**Exercise:** An exact reproduction of the records is required, with all images left out.

**Record list:**
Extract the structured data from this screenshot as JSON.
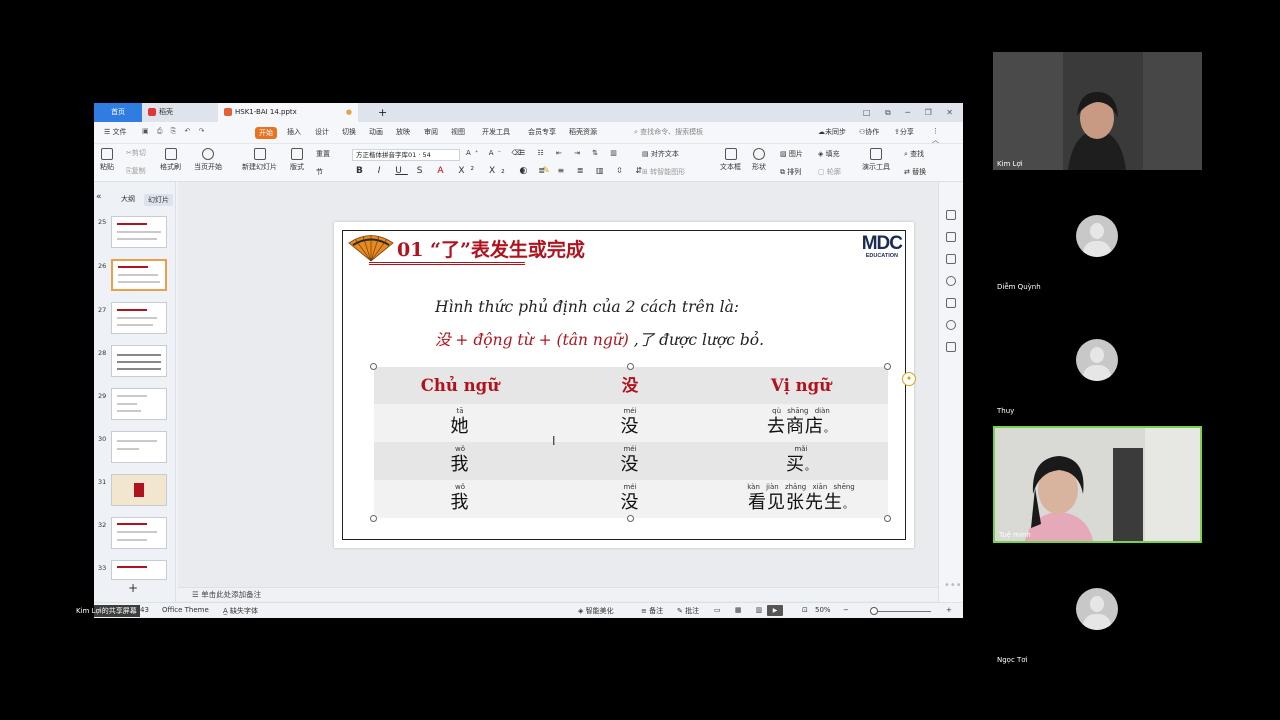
{
  "window": {
    "tabs": {
      "home": "首页",
      "daoke": "稻壳",
      "file": "HSK1-BAI 14.pptx"
    },
    "controls": "□ ⧉ ─ ❐ ✕"
  },
  "menubar": {
    "file": "☰ 文件",
    "items": [
      "开始",
      "插入",
      "设计",
      "切换",
      "动画",
      "放映",
      "审阅",
      "视图",
      "开发工具",
      "会员专享",
      "稻壳资源"
    ],
    "search": "查找命令、搜索模板",
    "sync": "未同步",
    "collab": "协作",
    "share": "分享"
  },
  "ribbon": {
    "paste": "粘贴",
    "cut": "剪切",
    "copy": "复制",
    "format_painter": "格式刷",
    "play_current": "当页开始",
    "new_slide": "新建幻灯片",
    "layout": "版式",
    "section": "节",
    "reset": "重置",
    "font_name": "方正楷体拼音字库01",
    "font_size": "54",
    "align_text": "对齐文本",
    "smartart": "转智能图形",
    "textbox": "文本框",
    "shape": "形状",
    "picture": "图片",
    "arrange": "排列",
    "fill": "填充",
    "outline": "轮廓",
    "present_tools": "演示工具",
    "find": "查找",
    "replace": "替换"
  },
  "leftpanel": {
    "outline": "大纲",
    "slides": "幻灯片",
    "thumbs": [
      "25",
      "26",
      "27",
      "28",
      "29",
      "30",
      "31",
      "32",
      "33"
    ],
    "add": "+"
  },
  "slide": {
    "title": "01 “了”表发生或完成",
    "logo_big": "MDC",
    "logo_small": "EDUCATION",
    "line1": "Hình thức phủ định của 2 cách trên là:",
    "line2_red": "没 + động từ + (tân ngữ)",
    "line2_rest": " ,了 được lược bỏ.",
    "table": {
      "headers": [
        "Chủ ngữ",
        "没",
        "Vị ngữ"
      ],
      "rows": [
        {
          "py1": "tā",
          "hz1": "她",
          "py2": "méi",
          "hz2": "没",
          "py3": "qù shāng diàn",
          "hz3": "去商店"
        },
        {
          "py1": "wǒ",
          "hz1": "我",
          "py2": "méi",
          "hz2": "没",
          "py3": "mǎi",
          "hz3": "买"
        },
        {
          "py1": "wǒ",
          "hz1": "我",
          "py2": "méi",
          "hz2": "没",
          "py3": "kàn jiàn zhāng xiān shēng",
          "hz3": "看见张先生"
        }
      ],
      "period": "。"
    }
  },
  "notes": "单击此处添加备注",
  "statusbar": {
    "slide_num": "43",
    "theme": "Office Theme",
    "missing_font": "缺失字体",
    "smart_beautify": "智能美化",
    "notes": "备注",
    "comments": "批注",
    "zoom": "50%"
  },
  "share_label": "Kim Lợi的共享屏幕",
  "participants": [
    {
      "name": "Kim Lợi"
    },
    {
      "name": "Diễm Quỳnh"
    },
    {
      "name": "Thuy"
    },
    {
      "name": "Tuệ minh"
    },
    {
      "name": "Ngọc Tơi"
    }
  ],
  "colors": {
    "accent_red": "#b0131e",
    "wps_blue": "#2f7de1",
    "start_orange": "#e87322",
    "active_speaker": "#7bd04c"
  }
}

**Complete response:**
Extract the structured data from this screenshot as JSON.
{
  "window": {
    "tabs": {
      "home": "首页",
      "daoke": "稻壳",
      "file": "HSK1-BAI 14.pptx"
    },
    "controls": "□ ⧉ ─ ❐ ✕"
  },
  "menubar": {
    "file": "☰ 文件",
    "items": [
      "开始",
      "插入",
      "设计",
      "切换",
      "动画",
      "放映",
      "审阅",
      "视图",
      "开发工具",
      "会员专享",
      "稻壳资源"
    ],
    "search": "查找命令、搜索模板",
    "sync": "未同步",
    "collab": "协作",
    "share": "分享"
  },
  "ribbon": {
    "paste": "粘贴",
    "cut": "剪切",
    "copy": "复制",
    "format_painter": "格式刷",
    "play_current": "当页开始",
    "new_slide": "新建幻灯片",
    "layout": "版式",
    "section": "节",
    "reset": "重置",
    "font_name": "方正楷体拼音字库01",
    "font_size": "54",
    "align_text": "对齐文本",
    "smartart": "转智能图形",
    "textbox": "文本框",
    "shape": "形状",
    "picture": "图片",
    "arrange": "排列",
    "fill": "填充",
    "outline": "轮廓",
    "present_tools": "演示工具",
    "find": "查找",
    "replace": "替换"
  },
  "leftpanel": {
    "outline": "大纲",
    "slides": "幻灯片",
    "thumbs": [
      "25",
      "26",
      "27",
      "28",
      "29",
      "30",
      "31",
      "32",
      "33"
    ],
    "add": "+"
  },
  "slide": {
    "title": "01 “了”表发生或完成",
    "logo_big": "MDC",
    "logo_small": "EDUCATION",
    "line1": "Hình thức phủ định của 2 cách trên là:",
    "line2_red": "没 + động từ + (tân ngữ)",
    "line2_rest": " ,了 được lược bỏ.",
    "table": {
      "headers": [
        "Chủ ngữ",
        "没",
        "Vị ngữ"
      ],
      "rows": [
        {
          "py1": "tā",
          "hz1": "她",
          "py2": "méi",
          "hz2": "没",
          "py3": "qù shāng diàn",
          "hz3": "去商店"
        },
        {
          "py1": "wǒ",
          "hz1": "我",
          "py2": "méi",
          "hz2": "没",
          "py3": "mǎi",
          "hz3": "买"
        },
        {
          "py1": "wǒ",
          "hz1": "我",
          "py2": "méi",
          "hz2": "没",
          "py3": "kàn jiàn zhāng xiān shēng",
          "hz3": "看见张先生"
        }
      ],
      "period": "。"
    }
  },
  "notes": "单击此处添加备注",
  "statusbar": {
    "slide_num": "43",
    "theme": "Office Theme",
    "missing_font": "缺失字体",
    "smart_beautify": "智能美化",
    "notes": "备注",
    "comments": "批注",
    "zoom": "50%"
  },
  "share_label": "Kim Lợi的共享屏幕",
  "participants": [
    {
      "name": "Kim Lợi"
    },
    {
      "name": "Diễm Quỳnh"
    },
    {
      "name": "Thuy"
    },
    {
      "name": "Tuệ minh"
    },
    {
      "name": "Ngọc Tơi"
    }
  ],
  "colors": {
    "accent_red": "#b0131e",
    "wps_blue": "#2f7de1",
    "start_orange": "#e87322",
    "active_speaker": "#7bd04c"
  }
}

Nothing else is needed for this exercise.